STATED PROBLEM
Restate, word for word, all of the material shown below.
— Begin INPUT RECORDS —
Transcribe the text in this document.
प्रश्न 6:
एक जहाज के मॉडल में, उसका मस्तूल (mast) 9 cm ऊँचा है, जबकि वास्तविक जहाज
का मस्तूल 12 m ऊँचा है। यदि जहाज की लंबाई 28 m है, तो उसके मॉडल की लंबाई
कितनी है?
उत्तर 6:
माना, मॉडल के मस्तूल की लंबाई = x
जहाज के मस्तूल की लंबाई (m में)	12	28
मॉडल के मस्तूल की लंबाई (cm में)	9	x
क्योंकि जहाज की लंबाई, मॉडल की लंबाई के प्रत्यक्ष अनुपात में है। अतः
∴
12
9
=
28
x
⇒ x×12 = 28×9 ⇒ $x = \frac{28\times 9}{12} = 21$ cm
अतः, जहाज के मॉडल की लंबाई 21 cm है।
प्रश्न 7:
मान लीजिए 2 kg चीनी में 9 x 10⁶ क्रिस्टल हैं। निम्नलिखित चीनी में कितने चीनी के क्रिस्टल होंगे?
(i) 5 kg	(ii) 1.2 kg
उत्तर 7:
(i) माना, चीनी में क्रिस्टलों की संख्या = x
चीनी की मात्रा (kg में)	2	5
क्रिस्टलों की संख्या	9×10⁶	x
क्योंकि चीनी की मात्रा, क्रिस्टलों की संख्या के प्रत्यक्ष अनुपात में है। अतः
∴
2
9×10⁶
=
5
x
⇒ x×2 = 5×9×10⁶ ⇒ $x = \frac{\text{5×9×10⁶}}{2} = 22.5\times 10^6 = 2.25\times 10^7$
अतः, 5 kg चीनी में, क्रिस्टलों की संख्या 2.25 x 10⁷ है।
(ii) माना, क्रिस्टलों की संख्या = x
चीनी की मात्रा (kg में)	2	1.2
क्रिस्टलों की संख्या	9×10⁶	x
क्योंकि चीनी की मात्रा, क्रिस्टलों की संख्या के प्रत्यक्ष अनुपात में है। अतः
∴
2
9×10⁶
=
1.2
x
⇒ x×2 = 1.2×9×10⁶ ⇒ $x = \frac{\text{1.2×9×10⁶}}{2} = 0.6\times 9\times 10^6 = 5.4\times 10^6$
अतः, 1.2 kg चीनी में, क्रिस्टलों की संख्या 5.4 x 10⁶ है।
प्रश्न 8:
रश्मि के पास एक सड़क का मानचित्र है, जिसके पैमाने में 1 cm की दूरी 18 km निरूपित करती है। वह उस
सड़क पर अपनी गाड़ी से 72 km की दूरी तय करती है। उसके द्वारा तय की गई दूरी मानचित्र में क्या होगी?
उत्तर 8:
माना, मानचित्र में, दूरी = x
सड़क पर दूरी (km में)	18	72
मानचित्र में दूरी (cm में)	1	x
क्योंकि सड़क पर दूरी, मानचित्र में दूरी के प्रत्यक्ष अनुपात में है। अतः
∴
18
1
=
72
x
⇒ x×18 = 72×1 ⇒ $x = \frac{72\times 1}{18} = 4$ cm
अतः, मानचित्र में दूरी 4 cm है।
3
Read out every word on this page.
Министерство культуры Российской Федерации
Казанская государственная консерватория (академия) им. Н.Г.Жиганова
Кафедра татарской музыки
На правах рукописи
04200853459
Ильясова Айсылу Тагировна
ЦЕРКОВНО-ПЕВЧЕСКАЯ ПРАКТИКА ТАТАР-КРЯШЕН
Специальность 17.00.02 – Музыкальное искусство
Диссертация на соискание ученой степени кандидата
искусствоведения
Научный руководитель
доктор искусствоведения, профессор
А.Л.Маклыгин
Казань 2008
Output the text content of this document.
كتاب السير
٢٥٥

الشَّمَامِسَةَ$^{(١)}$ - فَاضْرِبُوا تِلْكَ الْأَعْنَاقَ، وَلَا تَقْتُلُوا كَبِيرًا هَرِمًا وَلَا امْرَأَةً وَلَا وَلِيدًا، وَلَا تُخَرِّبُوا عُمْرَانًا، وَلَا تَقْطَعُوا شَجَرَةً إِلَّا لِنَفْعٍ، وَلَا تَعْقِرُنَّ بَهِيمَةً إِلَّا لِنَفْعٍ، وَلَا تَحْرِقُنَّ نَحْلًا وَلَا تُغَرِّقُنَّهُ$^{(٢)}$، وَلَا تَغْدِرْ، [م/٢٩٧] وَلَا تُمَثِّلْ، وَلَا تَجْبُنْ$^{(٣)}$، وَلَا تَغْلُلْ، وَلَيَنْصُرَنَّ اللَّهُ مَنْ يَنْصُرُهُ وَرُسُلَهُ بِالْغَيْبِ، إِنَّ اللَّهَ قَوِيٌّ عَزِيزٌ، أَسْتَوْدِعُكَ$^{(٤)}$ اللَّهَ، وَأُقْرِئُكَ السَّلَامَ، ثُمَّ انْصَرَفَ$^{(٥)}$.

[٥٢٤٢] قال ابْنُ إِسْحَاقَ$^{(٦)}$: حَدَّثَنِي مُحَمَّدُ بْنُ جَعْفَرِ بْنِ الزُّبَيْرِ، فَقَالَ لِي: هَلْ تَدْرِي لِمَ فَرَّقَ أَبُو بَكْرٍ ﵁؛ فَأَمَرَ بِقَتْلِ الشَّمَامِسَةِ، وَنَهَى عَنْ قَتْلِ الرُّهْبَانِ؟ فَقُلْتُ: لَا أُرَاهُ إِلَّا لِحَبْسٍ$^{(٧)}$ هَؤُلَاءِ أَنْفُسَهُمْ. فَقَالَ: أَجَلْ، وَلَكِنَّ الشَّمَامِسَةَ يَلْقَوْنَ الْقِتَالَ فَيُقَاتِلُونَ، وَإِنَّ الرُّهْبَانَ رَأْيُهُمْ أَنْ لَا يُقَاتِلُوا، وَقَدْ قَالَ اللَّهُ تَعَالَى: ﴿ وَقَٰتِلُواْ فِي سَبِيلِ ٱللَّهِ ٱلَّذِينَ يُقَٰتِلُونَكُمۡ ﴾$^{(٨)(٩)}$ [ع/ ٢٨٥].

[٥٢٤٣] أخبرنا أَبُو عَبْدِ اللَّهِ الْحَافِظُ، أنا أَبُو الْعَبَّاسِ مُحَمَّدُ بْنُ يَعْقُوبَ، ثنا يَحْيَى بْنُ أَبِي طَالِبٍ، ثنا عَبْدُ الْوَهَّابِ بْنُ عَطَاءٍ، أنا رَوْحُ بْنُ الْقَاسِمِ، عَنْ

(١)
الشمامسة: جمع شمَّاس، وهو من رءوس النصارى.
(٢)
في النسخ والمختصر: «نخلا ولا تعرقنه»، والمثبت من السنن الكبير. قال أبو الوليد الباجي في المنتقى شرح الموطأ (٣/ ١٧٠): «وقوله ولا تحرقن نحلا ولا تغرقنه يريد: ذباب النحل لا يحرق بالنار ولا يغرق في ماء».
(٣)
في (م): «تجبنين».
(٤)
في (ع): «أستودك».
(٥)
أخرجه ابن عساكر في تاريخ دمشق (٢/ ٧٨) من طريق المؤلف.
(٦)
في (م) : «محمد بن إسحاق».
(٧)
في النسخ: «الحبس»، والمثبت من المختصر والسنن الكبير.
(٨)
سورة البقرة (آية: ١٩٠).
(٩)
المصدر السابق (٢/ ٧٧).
— End INPUT RECORDS —
EXERCISE OUTPUT
Transcribe the text in this document.
प्रश्न 6:
एक जहाज के मॉडल में, उसका मस्तूल (mast) 9 cm ऊँचा है, जबकि वास्तविक जहाज
का मस्तूल 12 m ऊँचा है। यदि जहाज की लंबाई 28 m है, तो उसके मॉडल की लंबाई
कितनी है?
उत्तर 6:
माना, मॉडल के मस्तूल की लंबाई = x
जहाज के मस्तूल की लंबाई (m में)	12	28
मॉडल के मस्तूल की लंबाई (cm में)	9	x
क्योंकि जहाज की लंबाई, मॉडल की लंबाई के प्रत्यक्ष अनुपात में है। अतः
∴
12
9
=
28
x
⇒ x×12 = 28×9 ⇒ $x = \frac{28\times 9}{12} = 21$ cm
अतः, जहाज के मॉडल की लंबाई 21 cm है।
प्रश्न 7:
मान लीजिए 2 kg चीनी में 9 x 10⁶ क्रिस्टल हैं। निम्नलिखित चीनी में कितने चीनी के क्रिस्टल होंगे?
(i) 5 kg	(ii) 1.2 kg
उत्तर 7:
(i) माना, चीनी में क्रिस्टलों की संख्या = x
चीनी की मात्रा (kg में)	2	5
क्रिस्टलों की संख्या	9×10⁶	x
क्योंकि चीनी की मात्रा, क्रिस्टलों की संख्या के प्रत्यक्ष अनुपात में है। अतः
∴
2
9×10⁶
=
5
x
⇒ x×2 = 5×9×10⁶ ⇒ $x = \frac{\text{5×9×10⁶}}{2} = 22.5\times 10^6 = 2.25\times 10^7$
अतः, 5 kg चीनी में, क्रिस्टलों की संख्या 2.25 x 10⁷ है।
(ii) माना, क्रिस्टलों की संख्या = x
चीनी की मात्रा (kg में)	2	1.2
क्रिस्टलों की संख्या	9×10⁶	x
क्योंकि चीनी की मात्रा, क्रिस्टलों की संख्या के प्रत्यक्ष अनुपात में है। अतः
∴
2
9×10⁶
=
1.2
x
⇒ x×2 = 1.2×9×10⁶ ⇒ $x = \frac{\text{1.2×9×10⁶}}{2} = 0.6\times 9\times 10^6 = 5.4\times 10^6$
अतः, 1.2 kg चीनी में, क्रिस्टलों की संख्या 5.4 x 10⁶ है।
प्रश्न 8:
रश्मि के पास एक सड़क का मानचित्र है, जिसके पैमाने में 1 cm की दूरी 18 km निरूपित करती है। वह उस
सड़क पर अपनी गाड़ी से 72 km की दूरी तय करती है। उसके द्वारा तय की गई दूरी मानचित्र में क्या होगी?
उत्तर 8:
माना, मानचित्र में, दूरी = x
सड़क पर दूरी (km में)	18	72
मानचित्र में दूरी (cm में)	1	x
क्योंकि सड़क पर दूरी, मानचित्र में दूरी के प्रत्यक्ष अनुपात में है। अतः
∴
18
1
=
72
x
⇒ x×18 = 72×1 ⇒ $x = \frac{72\times 1}{18} = 4$ cm
अतः, मानचित्र में दूरी 4 cm है।
3
Read out every word on this page.
Министерство культуры Российской Федерации
Казанская государственная консерватория (академия) им. Н.Г.Жиганова
Кафедра татарской музыки
На правах рукописи
04200853459
Ильясова Айсылу Тагировна
ЦЕРКОВНО-ПЕВЧЕСКАЯ ПРАКТИКА ТАТАР-КРЯШЕН
Специальность 17.00.02 – Музыкальное искусство
Диссертация на соискание ученой степени кандидата
искусствоведения
Научный руководитель
доктор искусствоведения, профессор
А.Л.Маклыгин
Казань 2008
Output the text content of this document.
كتاب السير
٢٥٥

الشَّمَامِسَةَ$^{(١)}$ - فَاضْرِبُوا تِلْكَ الْأَعْنَاقَ، وَلَا تَقْتُلُوا كَبِيرًا هَرِمًا وَلَا امْرَأَةً وَلَا وَلِيدًا، وَلَا تُخَرِّبُوا عُمْرَانًا، وَلَا تَقْطَعُوا شَجَرَةً إِلَّا لِنَفْعٍ، وَلَا تَعْقِرُنَّ بَهِيمَةً إِلَّا لِنَفْعٍ، وَلَا تَحْرِقُنَّ نَحْلًا وَلَا تُغَرِّقُنَّهُ$^{(٢)}$، وَلَا تَغْدِرْ، [م/٢٩٧] وَلَا تُمَثِّلْ، وَلَا تَجْبُنْ$^{(٣)}$، وَلَا تَغْلُلْ، وَلَيَنْصُرَنَّ اللَّهُ مَنْ يَنْصُرُهُ وَرُسُلَهُ بِالْغَيْبِ، إِنَّ اللَّهَ قَوِيٌّ عَزِيزٌ، أَسْتَوْدِعُكَ$^{(٤)}$ اللَّهَ، وَأُقْرِئُكَ السَّلَامَ، ثُمَّ انْصَرَفَ$^{(٥)}$.

[٥٢٤٢] قال ابْنُ إِسْحَاقَ$^{(٦)}$: حَدَّثَنِي مُحَمَّدُ بْنُ جَعْفَرِ بْنِ الزُّبَيْرِ، فَقَالَ لِي: هَلْ تَدْرِي لِمَ فَرَّقَ أَبُو بَكْرٍ ﵁؛ فَأَمَرَ بِقَتْلِ الشَّمَامِسَةِ، وَنَهَى عَنْ قَتْلِ الرُّهْبَانِ؟ فَقُلْتُ: لَا أُرَاهُ إِلَّا لِحَبْسٍ$^{(٧)}$ هَؤُلَاءِ أَنْفُسَهُمْ. فَقَالَ: أَجَلْ، وَلَكِنَّ الشَّمَامِسَةَ يَلْقَوْنَ الْقِتَالَ فَيُقَاتِلُونَ، وَإِنَّ الرُّهْبَانَ رَأْيُهُمْ أَنْ لَا يُقَاتِلُوا، وَقَدْ قَالَ اللَّهُ تَعَالَى: ﴿ وَقَٰتِلُواْ فِي سَبِيلِ ٱللَّهِ ٱلَّذِينَ يُقَٰتِلُونَكُمۡ ﴾$^{(٨)(٩)}$ [ع/ ٢٨٥].

[٥٢٤٣] أخبرنا أَبُو عَبْدِ اللَّهِ الْحَافِظُ، أنا أَبُو الْعَبَّاسِ مُحَمَّدُ بْنُ يَعْقُوبَ، ثنا يَحْيَى بْنُ أَبِي طَالِبٍ، ثنا عَبْدُ الْوَهَّابِ بْنُ عَطَاءٍ، أنا رَوْحُ بْنُ الْقَاسِمِ، عَنْ

(١)
الشمامسة: جمع شمَّاس، وهو من رءوس النصارى.
(٢)
في النسخ والمختصر: «نخلا ولا تعرقنه»، والمثبت من السنن الكبير. قال أبو الوليد الباجي في المنتقى شرح الموطأ (٣/ ١٧٠): «وقوله ولا تحرقن نحلا ولا تغرقنه يريد: ذباب النحل لا يحرق بالنار ولا يغرق في ماء».
(٣)
في (م): «تجبنين».
(٤)
في (ع): «أستودك».
(٥)
أخرجه ابن عساكر في تاريخ دمشق (٢/ ٧٨) من طريق المؤلف.
(٦)
في (م) : «محمد بن إسحاق».
(٧)
في النسخ: «الحبس»، والمثبت من المختصر والسنن الكبير.
(٨)
سورة البقرة (آية: ١٩٠).
(٩)
المصدر السابق (٢/ ٧٧).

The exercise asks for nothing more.